# STORED DATA start

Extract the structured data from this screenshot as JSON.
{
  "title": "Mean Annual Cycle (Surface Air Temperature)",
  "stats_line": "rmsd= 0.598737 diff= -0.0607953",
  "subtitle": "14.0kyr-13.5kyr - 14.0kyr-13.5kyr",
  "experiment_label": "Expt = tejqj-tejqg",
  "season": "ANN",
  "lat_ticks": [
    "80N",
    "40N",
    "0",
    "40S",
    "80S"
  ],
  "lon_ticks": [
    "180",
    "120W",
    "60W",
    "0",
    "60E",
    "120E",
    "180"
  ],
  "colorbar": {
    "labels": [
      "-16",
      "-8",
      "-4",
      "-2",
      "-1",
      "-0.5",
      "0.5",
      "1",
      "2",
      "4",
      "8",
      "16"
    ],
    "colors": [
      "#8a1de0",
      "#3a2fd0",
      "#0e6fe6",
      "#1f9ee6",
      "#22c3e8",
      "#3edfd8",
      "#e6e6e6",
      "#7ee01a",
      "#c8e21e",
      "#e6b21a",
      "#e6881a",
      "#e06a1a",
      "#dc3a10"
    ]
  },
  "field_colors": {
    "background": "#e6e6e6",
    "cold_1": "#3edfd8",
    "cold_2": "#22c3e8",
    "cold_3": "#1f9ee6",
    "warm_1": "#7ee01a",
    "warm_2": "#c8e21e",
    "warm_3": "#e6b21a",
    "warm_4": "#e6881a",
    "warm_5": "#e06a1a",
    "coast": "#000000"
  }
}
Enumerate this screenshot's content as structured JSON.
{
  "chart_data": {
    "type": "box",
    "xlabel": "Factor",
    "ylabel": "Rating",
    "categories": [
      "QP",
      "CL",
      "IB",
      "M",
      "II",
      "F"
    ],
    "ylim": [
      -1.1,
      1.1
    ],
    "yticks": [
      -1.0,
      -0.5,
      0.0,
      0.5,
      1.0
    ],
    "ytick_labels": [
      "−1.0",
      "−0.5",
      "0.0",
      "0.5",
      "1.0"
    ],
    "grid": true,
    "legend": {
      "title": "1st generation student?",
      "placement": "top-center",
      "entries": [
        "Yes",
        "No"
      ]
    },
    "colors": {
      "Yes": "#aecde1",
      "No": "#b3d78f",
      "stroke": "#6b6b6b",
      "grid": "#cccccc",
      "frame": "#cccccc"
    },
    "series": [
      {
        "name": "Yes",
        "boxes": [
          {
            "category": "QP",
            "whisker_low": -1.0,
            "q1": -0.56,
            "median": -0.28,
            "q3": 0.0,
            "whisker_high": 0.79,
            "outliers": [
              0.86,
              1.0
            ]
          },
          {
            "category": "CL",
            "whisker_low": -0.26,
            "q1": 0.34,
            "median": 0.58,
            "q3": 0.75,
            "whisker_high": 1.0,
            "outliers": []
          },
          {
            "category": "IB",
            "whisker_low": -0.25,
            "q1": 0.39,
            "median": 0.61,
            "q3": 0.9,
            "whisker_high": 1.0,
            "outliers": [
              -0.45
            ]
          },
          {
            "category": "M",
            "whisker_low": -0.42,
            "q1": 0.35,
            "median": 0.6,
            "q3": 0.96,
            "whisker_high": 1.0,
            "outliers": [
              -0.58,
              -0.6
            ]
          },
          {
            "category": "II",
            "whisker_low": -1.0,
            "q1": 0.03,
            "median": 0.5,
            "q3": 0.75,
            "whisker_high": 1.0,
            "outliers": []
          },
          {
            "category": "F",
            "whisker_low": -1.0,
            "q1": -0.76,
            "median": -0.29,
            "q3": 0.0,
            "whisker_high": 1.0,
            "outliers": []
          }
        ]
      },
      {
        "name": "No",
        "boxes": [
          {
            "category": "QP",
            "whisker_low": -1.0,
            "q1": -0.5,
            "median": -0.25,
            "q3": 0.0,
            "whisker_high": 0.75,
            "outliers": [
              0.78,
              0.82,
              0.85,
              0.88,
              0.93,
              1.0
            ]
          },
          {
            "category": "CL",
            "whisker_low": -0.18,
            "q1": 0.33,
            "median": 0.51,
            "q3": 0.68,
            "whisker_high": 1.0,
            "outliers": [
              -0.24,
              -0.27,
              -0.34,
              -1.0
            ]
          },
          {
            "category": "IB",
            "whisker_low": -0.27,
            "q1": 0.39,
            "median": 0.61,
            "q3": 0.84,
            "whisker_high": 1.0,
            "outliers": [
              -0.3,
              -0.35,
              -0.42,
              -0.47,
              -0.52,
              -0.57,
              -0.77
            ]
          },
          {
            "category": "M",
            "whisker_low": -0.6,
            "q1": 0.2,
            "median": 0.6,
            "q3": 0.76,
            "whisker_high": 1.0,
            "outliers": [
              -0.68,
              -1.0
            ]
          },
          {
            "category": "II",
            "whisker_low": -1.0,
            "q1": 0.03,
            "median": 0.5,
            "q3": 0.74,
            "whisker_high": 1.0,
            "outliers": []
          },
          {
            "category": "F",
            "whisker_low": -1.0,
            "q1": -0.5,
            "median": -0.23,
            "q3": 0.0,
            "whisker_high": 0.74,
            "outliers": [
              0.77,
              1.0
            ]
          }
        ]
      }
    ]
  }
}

# STORED DATA end

■ EXERCISE GOAL: Print the listing above in its entirety, with every line exact.

■ COMPLETE ANSWER:
Extract the structured data from this screenshot as JSON.
{
  "title": "Mean Annual Cycle (Surface Air Temperature)",
  "stats_line": "rmsd= 0.598737 diff= -0.0607953",
  "subtitle": "14.0kyr-13.5kyr - 14.0kyr-13.5kyr",
  "experiment_label": "Expt = tejqj-tejqg",
  "season": "ANN",
  "lat_ticks": [
    "80N",
    "40N",
    "0",
    "40S",
    "80S"
  ],
  "lon_ticks": [
    "180",
    "120W",
    "60W",
    "0",
    "60E",
    "120E",
    "180"
  ],
  "colorbar": {
    "labels": [
      "-16",
      "-8",
      "-4",
      "-2",
      "-1",
      "-0.5",
      "0.5",
      "1",
      "2",
      "4",
      "8",
      "16"
    ],
    "colors": [
      "#8a1de0",
      "#3a2fd0",
      "#0e6fe6",
      "#1f9ee6",
      "#22c3e8",
      "#3edfd8",
      "#e6e6e6",
      "#7ee01a",
      "#c8e21e",
      "#e6b21a",
      "#e6881a",
      "#e06a1a",
      "#dc3a10"
    ]
  },
  "field_colors": {
    "background": "#e6e6e6",
    "cold_1": "#3edfd8",
    "cold_2": "#22c3e8",
    "cold_3": "#1f9ee6",
    "warm_1": "#7ee01a",
    "warm_2": "#c8e21e",
    "warm_3": "#e6b21a",
    "warm_4": "#e6881a",
    "warm_5": "#e06a1a",
    "coast": "#000000"
  }
}
Enumerate this screenshot's content as structured JSON.
{
  "chart_data": {
    "type": "box",
    "xlabel": "Factor",
    "ylabel": "Rating",
    "categories": [
      "QP",
      "CL",
      "IB",
      "M",
      "II",
      "F"
    ],
    "ylim": [
      -1.1,
      1.1
    ],
    "yticks": [
      -1.0,
      -0.5,
      0.0,
      0.5,
      1.0
    ],
    "ytick_labels": [
      "−1.0",
      "−0.5",
      "0.0",
      "0.5",
      "1.0"
    ],
    "grid": true,
    "legend": {
      "title": "1st generation student?",
      "placement": "top-center",
      "entries": [
        "Yes",
        "No"
      ]
    },
    "colors": {
      "Yes": "#aecde1",
      "No": "#b3d78f",
      "stroke": "#6b6b6b",
      "grid": "#cccccc",
      "frame": "#cccccc"
    },
    "series": [
      {
        "name": "Yes",
        "boxes": [
          {
            "category": "QP",
            "whisker_low": -1.0,
            "q1": -0.56,
            "median": -0.28,
            "q3": 0.0,
            "whisker_high": 0.79,
            "outliers": [
              0.86,
              1.0
            ]
          },
          {
            "category": "CL",
            "whisker_low": -0.26,
            "q1": 0.34,
            "median": 0.58,
            "q3": 0.75,
            "whisker_high": 1.0,
            "outliers": []
          },
          {
            "category": "IB",
            "whisker_low": -0.25,
            "q1": 0.39,
            "median": 0.61,
            "q3": 0.9,
            "whisker_high": 1.0,
            "outliers": [
              -0.45
            ]
          },
          {
            "category": "M",
            "whisker_low": -0.42,
            "q1": 0.35,
            "median": 0.6,
            "q3": 0.96,
            "whisker_high": 1.0,
            "outliers": [
              -0.58,
              -0.6
            ]
          },
          {
            "category": "II",
            "whisker_low": -1.0,
            "q1": 0.03,
            "median": 0.5,
            "q3": 0.75,
            "whisker_high": 1.0,
            "outliers": []
          },
          {
            "category": "F",
            "whisker_low": -1.0,
            "q1": -0.76,
            "median": -0.29,
            "q3": 0.0,
            "whisker_high": 1.0,
            "outliers": []
          }
        ]
      },
      {
        "name": "No",
        "boxes": [
          {
            "category": "QP",
            "whisker_low": -1.0,
            "q1": -0.5,
            "median": -0.25,
            "q3": 0.0,
            "whisker_high": 0.75,
            "outliers": [
              0.78,
              0.82,
              0.85,
              0.88,
              0.93,
              1.0
            ]
          },
          {
            "category": "CL",
            "whisker_low": -0.18,
            "q1": 0.33,
            "median": 0.51,
            "q3": 0.68,
            "whisker_high": 1.0,
            "outliers": [
              -0.24,
              -0.27,
              -0.34,
              -1.0
            ]
          },
          {
            "category": "IB",
            "whisker_low": -0.27,
            "q1": 0.39,
            "median": 0.61,
            "q3": 0.84,
            "whisker_high": 1.0,
            "outliers": [
              -0.3,
              -0.35,
              -0.42,
              -0.47,
              -0.52,
              -0.57,
              -0.77
            ]
          },
          {
            "category": "M",
            "whisker_low": -0.6,
            "q1": 0.2,
            "median": 0.6,
            "q3": 0.76,
            "whisker_high": 1.0,
            "outliers": [
              -0.68,
              -1.0
            ]
          },
          {
            "category": "II",
            "whisker_low": -1.0,
            "q1": 0.03,
            "median": 0.5,
            "q3": 0.74,
            "whisker_high": 1.0,
            "outliers": []
          },
          {
            "category": "F",
            "whisker_low": -1.0,
            "q1": -0.5,
            "median": -0.23,
            "q3": 0.0,
            "whisker_high": 0.74,
            "outliers": [
              0.77,
              1.0
            ]
          }
        ]
      }
    ]
  }
}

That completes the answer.